→ **Text provided**:
(begin)
Wall Street has a problem.
Actually, Wall Street has several problems, so we’ll focus on just one for now: Wall Street’s Treasury portfolios are losing money.
Worse, Wall Street’s Treasury portfolios are losing money in ways that make bond fund managers seem amateurish and short sighted.
Last year’s steep losses were easier to explain to clients — everyone knows bond prices suffer when inflation is high and central banks are driving up interest rates.
The expectation in 2023 was that the US economy would crater under the weight of the sharpest run of hikes in decades — bringing gains for bonds on the expectation of policy loosening to come.
Instead, even as inflation slowed, jobs data and other key measures of the economy’s health remained strong, keeping the threat of faster price growth ever-present. Yields catapulted to highs not seen since 2007, putting the Treasury market on course for an unprecedented third year of annual losses.
Another way to view Wall Street’s bond problem is that it has run out of excuses for not understanding what was bound to happen as the Fed began tightening monetary policy. The Fed was supposed to have backed down on rates by now, which would have rescued bond fund managers from themselves.
Why are bond portfolios losing money? Because interest rates are rising, which makes existing bonds intrinsically less valuable than bonds yet to be sold.
To apprehend the particular lunacy of Wall Street’s struggle with deteriorating bond portfolios, it is important to note once again that interest rates began rising in December of 2021, a full three months before the Fed officially began “raising rates” by increasing the federal funds rate.
If we index Treasury yields to January 1 of 2021, we see that by March of 2022, they had risen more than tenfold for 1-Year and 2-Year Treasuries, more than fourfold for the 5 year Treasury, and nearly doubled for the 10-Year Treasury.
In other words, well before the Federal Reserve officially began “raising rates”, Wall Street bond portfolios began losing their value.
As I have mentioned previously, in discussing the collapse of Silicon Valley Bank, everything that Wall Street is encountering now was painfully obvious well over a year ago (now almost two years ago).
In the case of rising interest rates and their impact on bond portfolios, that there would be a loss of value was apparent almost two years ago.
(end)
→ **Data extract**:
(begin)
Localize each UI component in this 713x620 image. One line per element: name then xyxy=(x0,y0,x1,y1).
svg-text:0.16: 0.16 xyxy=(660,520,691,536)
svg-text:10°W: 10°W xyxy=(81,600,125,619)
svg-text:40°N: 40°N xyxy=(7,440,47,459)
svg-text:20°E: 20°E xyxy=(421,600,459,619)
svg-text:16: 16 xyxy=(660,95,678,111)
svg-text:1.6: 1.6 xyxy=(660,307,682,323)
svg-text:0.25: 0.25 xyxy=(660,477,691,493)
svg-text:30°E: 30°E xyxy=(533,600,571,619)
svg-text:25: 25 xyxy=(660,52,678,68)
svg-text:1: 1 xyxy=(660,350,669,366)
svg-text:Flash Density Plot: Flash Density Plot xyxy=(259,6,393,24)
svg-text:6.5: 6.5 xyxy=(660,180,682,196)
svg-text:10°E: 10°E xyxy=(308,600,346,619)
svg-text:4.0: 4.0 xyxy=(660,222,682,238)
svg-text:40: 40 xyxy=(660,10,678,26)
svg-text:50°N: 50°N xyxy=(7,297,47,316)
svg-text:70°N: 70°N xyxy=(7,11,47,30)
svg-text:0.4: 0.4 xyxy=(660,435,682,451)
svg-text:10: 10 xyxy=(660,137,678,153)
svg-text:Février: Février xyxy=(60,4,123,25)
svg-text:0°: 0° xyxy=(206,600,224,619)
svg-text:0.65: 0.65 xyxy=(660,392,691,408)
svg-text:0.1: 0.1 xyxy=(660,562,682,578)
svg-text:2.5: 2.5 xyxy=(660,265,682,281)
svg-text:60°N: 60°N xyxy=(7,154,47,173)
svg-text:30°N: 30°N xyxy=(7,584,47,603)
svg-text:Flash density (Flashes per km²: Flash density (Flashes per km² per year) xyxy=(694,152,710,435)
(end)
→ **What to work on**:
**A)** In the article on Wall Street's Treasury losses, when did interest rates begin rising?
**B)** Continue the article on Wall Street's Treasury portfolio losses from its final sentence.

→ **Expected outputs**:
**A)** December 2021

**B)**
More importantly, Wall Street’s own best information source—the markets—was communicating exactly what was happening. When we look at how Treasury Exchange Traded Funds (ETFs) performed from January 2021 through March 2022, we see that for all maturities the funds lost value.
When ETFs focusing on longer Treasury maturities lose more that 15% of their value during the run-up to the Fed’s first rate hike, that should have been a clue that bond portfolios would shed value.
Interestingly enough, when we look at the relative increase in Treasury yields in response to the Fed’s rate hike strategy on inflation, one of the first things we have to note, especially for the lower maturities, is that the relative increase in interest rates after the Fed started hiking the federal funds rate has been less than the relative increase in interest rates between January 2021 and March 2022.
The 1-Year Treasury yield increase just over fourfold during the Fed’s rate hike strategy period, unlike the period from January 2021 through March 2022, when the 1-Year Treasury yield increased ten times over.
In other words, raising the federal funds rate has had a relatively muted impact on market interest rates. In terms of relative magnitude, the far greater, far more impactful shifts in interest rates occurred within the 1-Year and 2-Year Treasuries just prior to the first federal funds rate hike.
Note also that this initial phase of rises in Treasury yields occurred while the Fed’s portfolio of Treasuries was increasing.
Interest rates began rising not only before the Fed began increasing the federal funds rate but also before the Fed stopped its programs of purchasing Treasuries. This is significant because the Fed’s Treasury purchases have been instrumental in keeping yields down—yet failed to do so after the fall of 2021.
If we look closely at the breakdown by maturity of Treasuries held by the Federal Reserve, we can begin to divine the reason yields for 1-Year and 2-Year Treasuries rose so much more rapidly relative to a January 2021 base:
The Federal Reserve began focusing more purchases on the longer term treasuries and fewer on the shorter term maturities. With fewer Fed purchases of 1-Year and 2-Year maturities, interest rates on 1-Year and 2-Year bonds naturally rose—exactly as they should.
If we focus on the longer maturities, we see similar behavior there as well.
The 5-Year Treasury yield has risen more than the 10-Year Treasury Yield at the same time that the Fed has purchased more 10-Year and longer Treasuries and fewer 5-Year Treasuries.
Incidentally, these yield dynamics also suggest that the Fed would have done better on interest rates to make asset purchases of Treasuries the focus of its inflation strategy and not the federal funds rate.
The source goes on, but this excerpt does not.